§ **WRITTEN TASK**: Every record below is to be retyped exactly.

-- RECORDS FOR THIS TASK start --

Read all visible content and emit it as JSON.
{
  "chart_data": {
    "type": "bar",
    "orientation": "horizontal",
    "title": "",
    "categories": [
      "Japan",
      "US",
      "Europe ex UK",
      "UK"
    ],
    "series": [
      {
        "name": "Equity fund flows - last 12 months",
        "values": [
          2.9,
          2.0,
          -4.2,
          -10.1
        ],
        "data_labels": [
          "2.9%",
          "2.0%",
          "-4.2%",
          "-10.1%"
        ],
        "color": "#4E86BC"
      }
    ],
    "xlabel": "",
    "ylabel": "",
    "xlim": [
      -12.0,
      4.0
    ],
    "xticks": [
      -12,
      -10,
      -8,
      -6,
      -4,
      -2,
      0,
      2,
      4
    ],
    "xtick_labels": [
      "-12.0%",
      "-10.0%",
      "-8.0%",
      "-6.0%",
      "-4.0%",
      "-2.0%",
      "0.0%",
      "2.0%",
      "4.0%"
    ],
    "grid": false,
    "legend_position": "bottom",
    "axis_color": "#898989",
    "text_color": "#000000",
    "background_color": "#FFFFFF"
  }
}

-- RECORDS FOR THIS TASK end --

§ **ANSWER IN FULL**:
Read all visible content and emit it as JSON.
{
  "chart_data": {
    "type": "bar",
    "orientation": "horizontal",
    "title": "",
    "categories": [
      "Japan",
      "US",
      "Europe ex UK",
      "UK"
    ],
    "series": [
      {
        "name": "Equity fund flows - last 12 months",
        "values": [
          2.9,
          2.0,
          -4.2,
          -10.1
        ],
        "data_labels": [
          "2.9%",
          "2.0%",
          "-4.2%",
          "-10.1%"
        ],
        "color": "#4E86BC"
      }
    ],
    "xlabel": "",
    "ylabel": "",
    "xlim": [
      -12.0,
      4.0
    ],
    "xticks": [
      -12,
      -10,
      -8,
      -6,
      -4,
      -2,
      0,
      2,
      4
    ],
    "xtick_labels": [
      "-12.0%",
      "-10.0%",
      "-8.0%",
      "-6.0%",
      "-4.0%",
      "-2.0%",
      "0.0%",
      "2.0%",
      "4.0%"
    ],
    "grid": false,
    "legend_position": "bottom",
    "axis_color": "#898989",
    "text_color": "#000000",
    "background_color": "#FFFFFF"
  }
}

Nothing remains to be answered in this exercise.